* [GIVEN TASK] Find all the lines with "feature" and gather them.

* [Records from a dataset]
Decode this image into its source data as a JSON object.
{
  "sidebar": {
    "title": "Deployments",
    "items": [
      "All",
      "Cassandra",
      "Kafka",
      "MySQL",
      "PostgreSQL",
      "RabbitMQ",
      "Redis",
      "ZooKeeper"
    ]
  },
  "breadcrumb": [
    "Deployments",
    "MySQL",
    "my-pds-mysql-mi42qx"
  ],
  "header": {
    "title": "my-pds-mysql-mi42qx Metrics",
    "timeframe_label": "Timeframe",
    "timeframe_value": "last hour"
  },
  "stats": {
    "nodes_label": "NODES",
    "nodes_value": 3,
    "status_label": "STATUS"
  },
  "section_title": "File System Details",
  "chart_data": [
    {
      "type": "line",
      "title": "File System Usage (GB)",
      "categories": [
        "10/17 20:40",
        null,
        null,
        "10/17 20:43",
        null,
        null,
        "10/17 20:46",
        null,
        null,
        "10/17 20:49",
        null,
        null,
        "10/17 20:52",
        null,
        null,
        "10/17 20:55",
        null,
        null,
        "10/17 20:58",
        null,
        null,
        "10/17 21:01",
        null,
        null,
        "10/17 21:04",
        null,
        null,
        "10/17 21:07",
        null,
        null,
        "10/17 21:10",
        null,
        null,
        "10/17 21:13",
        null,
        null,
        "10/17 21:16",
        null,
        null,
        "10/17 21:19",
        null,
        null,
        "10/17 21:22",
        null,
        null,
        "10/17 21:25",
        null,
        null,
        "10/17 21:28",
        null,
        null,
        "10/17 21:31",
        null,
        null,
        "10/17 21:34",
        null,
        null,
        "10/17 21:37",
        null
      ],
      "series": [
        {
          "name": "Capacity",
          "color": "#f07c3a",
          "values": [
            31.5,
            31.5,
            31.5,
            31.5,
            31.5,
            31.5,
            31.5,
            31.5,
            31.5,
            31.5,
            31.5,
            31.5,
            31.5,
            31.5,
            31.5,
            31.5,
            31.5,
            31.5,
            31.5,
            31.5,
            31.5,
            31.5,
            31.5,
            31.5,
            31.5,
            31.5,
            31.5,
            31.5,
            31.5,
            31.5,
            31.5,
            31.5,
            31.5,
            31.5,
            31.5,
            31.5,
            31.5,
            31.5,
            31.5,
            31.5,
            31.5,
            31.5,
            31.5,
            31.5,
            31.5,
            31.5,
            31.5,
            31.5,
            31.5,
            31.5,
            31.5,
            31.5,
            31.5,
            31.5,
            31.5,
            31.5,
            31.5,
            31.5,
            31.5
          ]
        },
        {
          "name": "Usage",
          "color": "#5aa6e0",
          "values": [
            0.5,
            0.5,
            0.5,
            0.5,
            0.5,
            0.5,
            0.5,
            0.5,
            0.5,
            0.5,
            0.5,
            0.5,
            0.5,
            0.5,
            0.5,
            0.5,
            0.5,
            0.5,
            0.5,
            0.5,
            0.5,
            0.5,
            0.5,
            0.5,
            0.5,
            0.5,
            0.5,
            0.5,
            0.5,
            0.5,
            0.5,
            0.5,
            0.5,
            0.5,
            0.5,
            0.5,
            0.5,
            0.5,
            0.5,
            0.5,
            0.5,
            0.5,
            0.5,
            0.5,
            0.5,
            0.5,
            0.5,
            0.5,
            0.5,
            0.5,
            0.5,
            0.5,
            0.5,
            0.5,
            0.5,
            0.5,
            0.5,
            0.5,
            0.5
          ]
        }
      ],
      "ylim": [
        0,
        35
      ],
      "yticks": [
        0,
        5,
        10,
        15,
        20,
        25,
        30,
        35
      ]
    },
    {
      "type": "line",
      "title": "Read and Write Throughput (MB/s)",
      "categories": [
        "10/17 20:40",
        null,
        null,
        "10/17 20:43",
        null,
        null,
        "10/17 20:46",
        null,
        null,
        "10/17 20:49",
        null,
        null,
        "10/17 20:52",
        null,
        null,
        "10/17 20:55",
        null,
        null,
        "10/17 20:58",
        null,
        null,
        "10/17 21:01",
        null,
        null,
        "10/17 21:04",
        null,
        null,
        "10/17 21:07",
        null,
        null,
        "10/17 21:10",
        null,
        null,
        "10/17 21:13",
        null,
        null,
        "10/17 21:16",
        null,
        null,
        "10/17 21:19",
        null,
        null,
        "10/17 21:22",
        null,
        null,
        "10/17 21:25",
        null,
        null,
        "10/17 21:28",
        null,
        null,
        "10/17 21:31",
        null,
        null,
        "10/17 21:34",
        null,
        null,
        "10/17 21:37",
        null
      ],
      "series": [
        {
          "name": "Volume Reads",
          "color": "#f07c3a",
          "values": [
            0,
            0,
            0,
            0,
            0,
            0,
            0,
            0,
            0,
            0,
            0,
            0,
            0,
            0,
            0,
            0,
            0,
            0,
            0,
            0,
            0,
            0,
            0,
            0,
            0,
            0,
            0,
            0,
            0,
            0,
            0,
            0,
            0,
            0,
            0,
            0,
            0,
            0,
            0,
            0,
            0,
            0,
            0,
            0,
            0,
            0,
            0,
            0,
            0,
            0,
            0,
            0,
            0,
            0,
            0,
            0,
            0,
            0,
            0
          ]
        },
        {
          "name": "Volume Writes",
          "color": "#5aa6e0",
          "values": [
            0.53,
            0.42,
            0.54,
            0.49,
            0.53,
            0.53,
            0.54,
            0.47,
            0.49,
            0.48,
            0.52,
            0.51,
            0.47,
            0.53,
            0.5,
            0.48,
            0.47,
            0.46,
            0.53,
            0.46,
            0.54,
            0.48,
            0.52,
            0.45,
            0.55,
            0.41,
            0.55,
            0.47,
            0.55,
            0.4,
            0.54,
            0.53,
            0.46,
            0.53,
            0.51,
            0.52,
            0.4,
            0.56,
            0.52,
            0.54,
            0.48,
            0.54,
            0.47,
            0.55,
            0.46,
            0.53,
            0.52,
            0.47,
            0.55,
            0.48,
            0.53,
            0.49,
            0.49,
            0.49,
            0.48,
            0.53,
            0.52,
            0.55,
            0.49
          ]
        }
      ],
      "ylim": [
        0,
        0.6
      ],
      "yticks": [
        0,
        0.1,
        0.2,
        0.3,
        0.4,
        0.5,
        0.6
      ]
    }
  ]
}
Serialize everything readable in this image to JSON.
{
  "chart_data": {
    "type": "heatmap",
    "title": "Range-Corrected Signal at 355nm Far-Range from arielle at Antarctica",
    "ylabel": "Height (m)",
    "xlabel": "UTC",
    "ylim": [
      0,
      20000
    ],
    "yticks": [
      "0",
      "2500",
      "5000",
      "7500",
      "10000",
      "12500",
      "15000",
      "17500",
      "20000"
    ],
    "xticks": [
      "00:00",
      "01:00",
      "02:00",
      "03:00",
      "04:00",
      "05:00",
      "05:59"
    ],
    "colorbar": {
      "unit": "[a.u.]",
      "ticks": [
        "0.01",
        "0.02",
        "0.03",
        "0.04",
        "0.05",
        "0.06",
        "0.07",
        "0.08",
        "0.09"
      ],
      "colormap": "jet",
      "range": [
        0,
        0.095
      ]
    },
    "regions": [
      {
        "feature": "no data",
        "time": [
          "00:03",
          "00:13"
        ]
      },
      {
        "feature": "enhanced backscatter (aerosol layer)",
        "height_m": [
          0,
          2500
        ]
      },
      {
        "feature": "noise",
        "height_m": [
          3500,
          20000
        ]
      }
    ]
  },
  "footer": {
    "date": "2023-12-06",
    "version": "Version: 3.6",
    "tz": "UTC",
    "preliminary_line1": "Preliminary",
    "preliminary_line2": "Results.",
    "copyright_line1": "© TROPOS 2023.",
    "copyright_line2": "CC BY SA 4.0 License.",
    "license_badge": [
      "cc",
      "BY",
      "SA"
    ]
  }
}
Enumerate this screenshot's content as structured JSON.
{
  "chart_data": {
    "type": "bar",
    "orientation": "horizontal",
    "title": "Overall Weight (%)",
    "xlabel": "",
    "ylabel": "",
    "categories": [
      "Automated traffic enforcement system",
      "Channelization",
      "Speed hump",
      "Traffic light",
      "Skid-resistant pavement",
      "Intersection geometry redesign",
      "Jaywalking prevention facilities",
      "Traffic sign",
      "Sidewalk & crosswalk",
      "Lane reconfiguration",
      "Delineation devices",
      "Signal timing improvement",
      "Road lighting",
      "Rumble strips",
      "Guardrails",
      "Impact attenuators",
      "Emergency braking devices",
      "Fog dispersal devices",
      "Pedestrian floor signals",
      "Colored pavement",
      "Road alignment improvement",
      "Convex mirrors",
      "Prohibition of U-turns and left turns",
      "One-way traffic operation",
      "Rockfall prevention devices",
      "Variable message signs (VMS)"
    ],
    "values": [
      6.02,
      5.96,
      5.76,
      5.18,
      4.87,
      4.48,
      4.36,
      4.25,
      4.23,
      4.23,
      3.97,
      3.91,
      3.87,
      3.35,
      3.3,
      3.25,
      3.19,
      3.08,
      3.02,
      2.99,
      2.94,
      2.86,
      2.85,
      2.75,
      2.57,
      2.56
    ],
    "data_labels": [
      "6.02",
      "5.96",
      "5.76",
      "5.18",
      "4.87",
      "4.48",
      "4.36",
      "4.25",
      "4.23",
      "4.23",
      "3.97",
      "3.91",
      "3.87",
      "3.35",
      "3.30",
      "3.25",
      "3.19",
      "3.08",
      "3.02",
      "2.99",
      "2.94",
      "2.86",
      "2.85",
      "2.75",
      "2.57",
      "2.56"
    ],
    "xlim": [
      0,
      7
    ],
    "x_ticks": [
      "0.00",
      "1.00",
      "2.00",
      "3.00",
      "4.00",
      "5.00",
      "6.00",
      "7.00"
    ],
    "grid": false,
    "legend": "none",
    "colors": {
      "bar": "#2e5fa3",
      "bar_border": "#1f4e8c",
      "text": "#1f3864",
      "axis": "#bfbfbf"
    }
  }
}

* [WRITTEN SOLUTION]
        "feature": "no data",
        "feature": "enhanced backscatter (aerosol layer)",
        "feature": "noise",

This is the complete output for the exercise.